If a line in the data has the string "barB", please show it.

START DATA SUPPLIED

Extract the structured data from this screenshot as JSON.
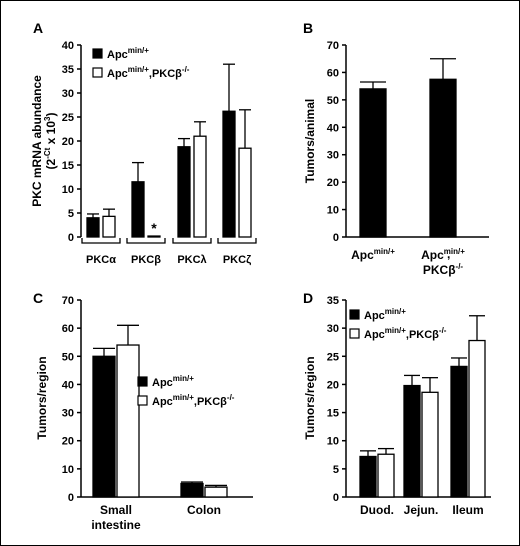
{
  "colors": {
    "series1": "#000000",
    "series2": "#ffffff",
    "stroke": "#000000"
  },
  "chart_data": [
    {
      "panel": "A",
      "type": "bar",
      "ylabel": "PKC mRNA abundance",
      "ylabel_units": "(2",
      "ylabel_sup": "-Ct",
      "ylabel_end": " x 10",
      "ylabel_sup2": "3",
      "ylabel_close": ")",
      "ylim": [
        0,
        40
      ],
      "yticks": [
        0,
        5,
        10,
        15,
        20,
        25,
        30,
        35,
        40
      ],
      "categories": [
        "PKCα",
        "PKCβ",
        "PKCλ",
        "PKCζ"
      ],
      "category_style": "bracket",
      "series": [
        {
          "name": "Apc",
          "name_sup": "min/+",
          "values": [
            4.0,
            11.5,
            18.8,
            26.2
          ],
          "errors": [
            0.8,
            4.0,
            1.7,
            9.8
          ]
        },
        {
          "name": "Apc",
          "name_sup": "min/+",
          "name_suffix": ",PKCβ",
          "name_suffix_sup": "-/-",
          "values": [
            4.3,
            0.2,
            21.0,
            18.5
          ],
          "errors": [
            1.5,
            0.0,
            3.0,
            8.0
          ]
        }
      ],
      "annotations": [
        {
          "text": "*",
          "category": 1,
          "series": 1
        }
      ],
      "legend": "top-left"
    },
    {
      "panel": "B",
      "type": "bar",
      "ylabel": "Tumors/animal",
      "ylim": [
        0,
        70
      ],
      "yticks": [
        0,
        10,
        20,
        30,
        40,
        50,
        60,
        70
      ],
      "categories": [
        "Apc",
        "Apc"
      ],
      "category_sups": [
        "min/+",
        "min/+"
      ],
      "category_line2": [
        "",
        "PKCβ"
      ],
      "category_line2_sups": [
        "",
        "-/-"
      ],
      "category_line2_suffix": [
        "",
        ","
      ],
      "series": [
        {
          "values": [
            54,
            57.5
          ],
          "errors": [
            2.5,
            7.5
          ]
        }
      ]
    },
    {
      "panel": "C",
      "type": "bar",
      "ylabel": "Tumors/region",
      "ylim": [
        0,
        70
      ],
      "yticks": [
        0,
        10,
        20,
        30,
        40,
        50,
        60,
        70
      ],
      "categories": [
        "Small",
        "Colon"
      ],
      "category_line2": [
        "intestine",
        ""
      ],
      "series": [
        {
          "name": "Apc",
          "name_sup": "min/+",
          "values": [
            50,
            4.8
          ],
          "errors": [
            2.8,
            0.5
          ]
        },
        {
          "name": "Apc",
          "name_sup": "min/+",
          "name_suffix": ",PKCβ",
          "name_suffix_sup": "-/-",
          "values": [
            54,
            3.5
          ],
          "errors": [
            7.0,
            0.6
          ]
        }
      ],
      "legend": "right"
    },
    {
      "panel": "D",
      "type": "bar",
      "ylabel": "Tumors/region",
      "ylim": [
        0,
        35
      ],
      "yticks": [
        0,
        5,
        10,
        15,
        20,
        25,
        30,
        35
      ],
      "categories": [
        "Duod.",
        "Jejun.",
        "Ileum"
      ],
      "series": [
        {
          "name": "Apc",
          "name_sup": "min/+",
          "values": [
            7.2,
            19.8,
            23.2
          ],
          "errors": [
            1.0,
            1.8,
            1.5
          ]
        },
        {
          "name": "Apc",
          "name_sup": "min/+",
          "name_suffix": ",PKCβ",
          "name_suffix_sup": "-/-",
          "values": [
            7.6,
            18.6,
            27.8
          ],
          "errors": [
            1.0,
            2.6,
            4.4
          ]
        }
      ],
      "legend": "top-left"
    }
  ]
}
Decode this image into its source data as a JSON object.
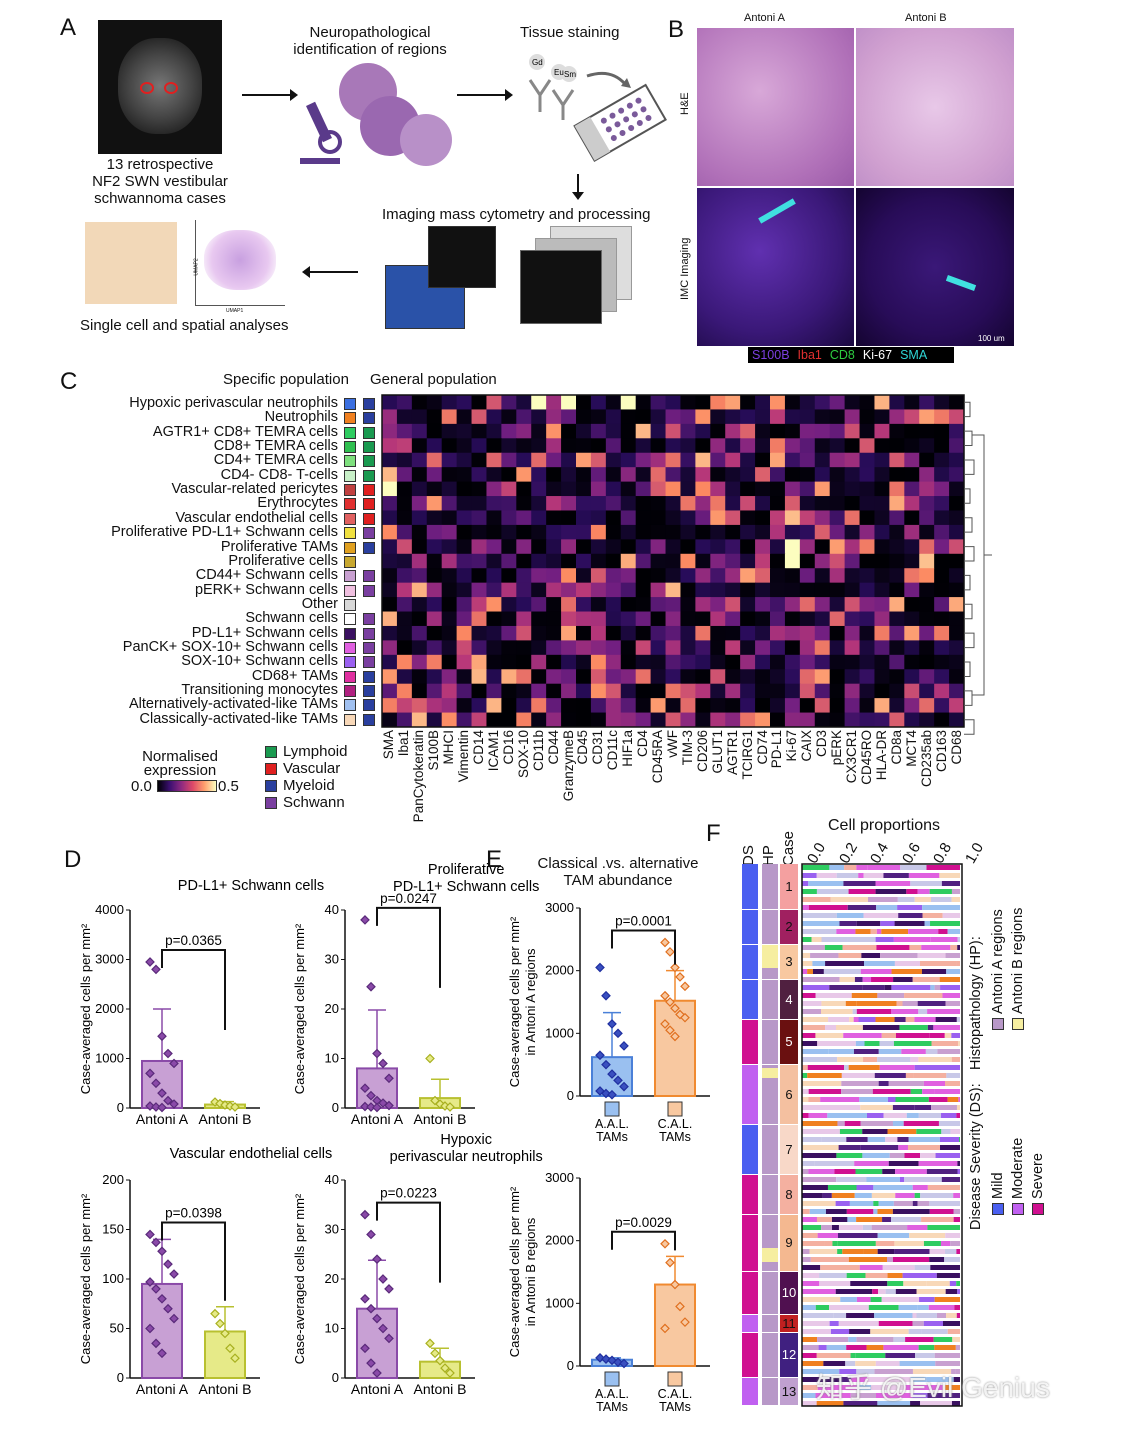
{
  "panels": {
    "A": "A",
    "B": "B",
    "C": "C",
    "D": "D",
    "E": "E",
    "F": "F"
  },
  "panelA": {
    "mri_caption": [
      "13 retrospective",
      "NF2 SWN vestibular",
      "schwannoma cases"
    ],
    "step1": [
      "Neuropathological",
      "identification of regions"
    ],
    "step2": "Tissue staining",
    "step3": "Imaging mass cytometry and processing",
    "step4": "Single cell and spatial analyses",
    "stain_tags": [
      "Gd",
      "Eu",
      "Sm"
    ],
    "umap_axes": {
      "x": "UMAP1",
      "y": "UMAP2"
    }
  },
  "panelB": {
    "col1": "Antoni A",
    "col2": "Antoni B",
    "row1": "H&E",
    "row2": "IMC Imaging",
    "scale": "100 um",
    "legend": [
      {
        "label": "S100B",
        "color": "#7b3fe0"
      },
      {
        "label": "Iba1",
        "color": "#e03030"
      },
      {
        "label": "CD8",
        "color": "#2ecc40"
      },
      {
        "label": "Ki-67",
        "color": "#ffffff"
      },
      {
        "label": "SMA",
        "color": "#2fd5d5"
      }
    ]
  },
  "panelC": {
    "specific_header": "Specific population",
    "general_header": "General population",
    "rows": [
      {
        "label": "Hypoxic perivascular neutrophils",
        "spec": "#3b6fe0",
        "gen": "#2a3f9e"
      },
      {
        "label": "Neutrophils",
        "spec": "#f08020",
        "gen": "#2a3f9e"
      },
      {
        "label": "AGTR1+ CD8+ TEMRA cells",
        "spec": "#2ecc60",
        "gen": "#1a9a50"
      },
      {
        "label": "CD8+ TEMRA cells",
        "spec": "#30c050",
        "gen": "#1a9a50"
      },
      {
        "label": "CD4+ TEMRA cells",
        "spec": "#7ee07e",
        "gen": "#1a9a50"
      },
      {
        "label": "CD4- CD8- T-cells",
        "spec": "#c8f0c8",
        "gen": "#1a9a50"
      },
      {
        "label": "Vascular-related pericytes",
        "spec": "#c04040",
        "gen": "#e02020"
      },
      {
        "label": "Erythrocytes",
        "spec": "#e03030",
        "gen": "#e02020"
      },
      {
        "label": "Vascular endothelial cells",
        "spec": "#e06060",
        "gen": "#e02020"
      },
      {
        "label": "Proliferative PD-L1+ Schwann cells",
        "spec": "#f0e040",
        "gen": "#7a3fa0"
      },
      {
        "label": "Proliferative TAMs",
        "spec": "#e0a020",
        "gen": "#2a3f9e"
      },
      {
        "label": "Proliferative cells",
        "spec": "#c8a830",
        "gen": ""
      },
      {
        "label": "CD44+ Schwann cells",
        "spec": "#c8a0d0",
        "gen": "#7a3fa0"
      },
      {
        "label": "pERK+ Schwann cells",
        "spec": "#f0c0e0",
        "gen": "#7a3fa0"
      },
      {
        "label": "Other",
        "spec": "#d8d8d8",
        "gen": ""
      },
      {
        "label": "Schwann cells",
        "spec": "#ffffff",
        "gen": "#7a3fa0"
      },
      {
        "label": "PD-L1+ Schwann cells",
        "spec": "#3a1060",
        "gen": "#7a3fa0"
      },
      {
        "label": "PanCK+ SOX-10+ Schwann cells",
        "spec": "#e060e0",
        "gen": "#7a3fa0"
      },
      {
        "label": "SOX-10+ Schwann cells",
        "spec": "#9a60f0",
        "gen": "#7a3fa0"
      },
      {
        "label": "CD68+ TAMs",
        "spec": "#e030a0",
        "gen": "#2a3f9e"
      },
      {
        "label": "Transitioning monocytes",
        "spec": "#b02080",
        "gen": "#2a3f9e"
      },
      {
        "label": "Alternatively-activated-like TAMs",
        "spec": "#a0c0f0",
        "gen": "#2a3f9e"
      },
      {
        "label": "Classically-activated-like TAMs",
        "spec": "#f8d8b8",
        "gen": "#2a3f9e"
      }
    ],
    "markers": [
      "SMA",
      "Iba1",
      "PanCytokeratin",
      "S100B",
      "MHCI",
      "Vimentin",
      "CD14",
      "ICAM1",
      "CD16",
      "SOX-10",
      "CD11b",
      "CD44",
      "GranzymeB",
      "CD45",
      "CD31",
      "CD11c",
      "HIF1a",
      "CD4",
      "CD45RA",
      "vWF",
      "TIM-3",
      "CD206",
      "GLUT1",
      "AGTR1",
      "TCIRG1",
      "CD74",
      "PD-L1",
      "Ki-67",
      "CAIX",
      "CD3",
      "pERK",
      "CX3CR1",
      "CD45RO",
      "HLA-DR",
      "CD8a",
      "MCT4",
      "CD235ab",
      "CD163",
      "CD68"
    ],
    "scale_title": [
      "Normalised",
      "expression"
    ],
    "scale_min": "0.0",
    "scale_max": "0.5",
    "general_legend": [
      {
        "label": "Lymphoid",
        "color": "#1a9a50"
      },
      {
        "label": "Vascular",
        "color": "#e02020"
      },
      {
        "label": "Myeloid",
        "color": "#2a3f9e"
      },
      {
        "label": "Schwann",
        "color": "#7a3fa0"
      }
    ]
  },
  "panelD": {
    "ylabel": "Case-averaged cells per mm²",
    "xcats": [
      "Antoni A",
      "Antoni B"
    ],
    "plots": [
      {
        "title": [
          "PD-L1+ Schwann cells"
        ],
        "p": "p=0.0365",
        "yticks": [
          "0",
          "1000",
          "2000",
          "3000",
          "4000"
        ],
        "ymax": 4000,
        "barA": 950,
        "errA": 2000,
        "barB": 70,
        "errB": 130,
        "ptsA": [
          2950,
          2800,
          1450,
          1100,
          900,
          700,
          500,
          300,
          150,
          80,
          40,
          20,
          10
        ],
        "ptsB": [
          120,
          90,
          60,
          40,
          20
        ]
      },
      {
        "title": [
          "Proliferative",
          "PD-L1+ Schwann cells"
        ],
        "p": "p=0.0247",
        "yticks": [
          "0",
          "10",
          "20",
          "30",
          "40"
        ],
        "ymax": 40,
        "barA": 8,
        "errA": 19.8,
        "barB": 2,
        "errB": 5.8,
        "ptsA": [
          38,
          24.5,
          11,
          9,
          6,
          4,
          2.5,
          1.5,
          1,
          0.5,
          0.3,
          0.2,
          0.1
        ],
        "ptsB": [
          10,
          1.5,
          0.8,
          0.4,
          0.2
        ]
      },
      {
        "title": [
          "Vascular endothelial cells"
        ],
        "p": "p=0.0398",
        "yticks": [
          "0",
          "50",
          "100",
          "150",
          "200"
        ],
        "ymax": 200,
        "barA": 95,
        "errA": 140,
        "barB": 47,
        "errB": 72,
        "ptsA": [
          145,
          137,
          128,
          115,
          105,
          97,
          90,
          80,
          70,
          60,
          50,
          35,
          25
        ],
        "ptsB": [
          65,
          55,
          45,
          30,
          20
        ]
      },
      {
        "title": [
          "Hypoxic",
          "perivascular neutrophils"
        ],
        "p": "p=0.0223",
        "yticks": [
          "0",
          "10",
          "20",
          "30",
          "40"
        ],
        "ymax": 40,
        "barA": 14,
        "errA": 23.8,
        "barB": 3.3,
        "errB": 6,
        "ptsA": [
          33,
          29,
          24,
          20,
          18,
          16,
          14,
          12,
          10,
          8,
          6,
          3,
          1
        ],
        "ptsB": [
          7,
          5,
          3.5,
          2,
          1
        ]
      }
    ]
  },
  "panelE": {
    "title": [
      "Classical .vs. alternative",
      "TAM abundance"
    ],
    "xcats": [
      [
        "A.A.L.",
        "TAMs"
      ],
      [
        "C.A.L.",
        "TAMs"
      ]
    ],
    "yticks": [
      "0",
      "1000",
      "2000",
      "3000"
    ],
    "plots": [
      {
        "ylabel": [
          "Case-averaged cells per mm²",
          "in Antoni A regions"
        ],
        "p": "p=0.0001",
        "ymax": 3000,
        "barA": 620,
        "errA": 1330,
        "barB": 1520,
        "errB": 2000,
        "ptsA": [
          2050,
          1600,
          1150,
          1000,
          800,
          650,
          500,
          350,
          250,
          150,
          80,
          40,
          20
        ],
        "ptsB": [
          2450,
          2300,
          2050,
          1900,
          1750,
          1600,
          1500,
          1400,
          1300,
          1250,
          1150,
          1050,
          950
        ]
      },
      {
        "ylabel": [
          "Case-averaged cells per mm²",
          "in Antoni B regions"
        ],
        "p": "p=0.0029",
        "ymax": 3000,
        "barA": 100,
        "errA": 130,
        "barB": 1300,
        "errB": 1750,
        "ptsA": [
          130,
          110,
          90,
          60,
          40
        ],
        "ptsB": [
          1950,
          1650,
          1300,
          950,
          700,
          600
        ]
      }
    ]
  },
  "panelF": {
    "col_ds": "DS",
    "col_hp": "HP",
    "col_case": "Case",
    "title": "Cell proportions",
    "xticks": [
      "0.0",
      "0.2",
      "0.4",
      "0.6",
      "0.8",
      "1.0"
    ],
    "cases": [
      "1",
      "2",
      "3",
      "4",
      "5",
      "6",
      "7",
      "8",
      "9",
      "10",
      "11",
      "12",
      "13"
    ],
    "hp_legend_title": "Histopathology (HP):",
    "hp_legend": [
      {
        "label": "Antoni A regions",
        "color": "#b898c8"
      },
      {
        "label": "Antoni B regions",
        "color": "#f6eea0"
      }
    ],
    "ds_legend_title": "Disease Severity (DS):",
    "ds_legend": [
      {
        "label": "Mild",
        "color": "#4a5ff0"
      },
      {
        "label": "Moderate",
        "color": "#c060f0"
      },
      {
        "label": "Severe",
        "color": "#d01090"
      }
    ]
  },
  "watermark": "知乎 @Evil Genius"
}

END DATA SUPPLIED

YOUR SOLUTION:
        "barB": 70,
        "barB": 2,
        "barB": 47,
        "barB": 3.3,
        "barB": 1520,
        "barB": 1300,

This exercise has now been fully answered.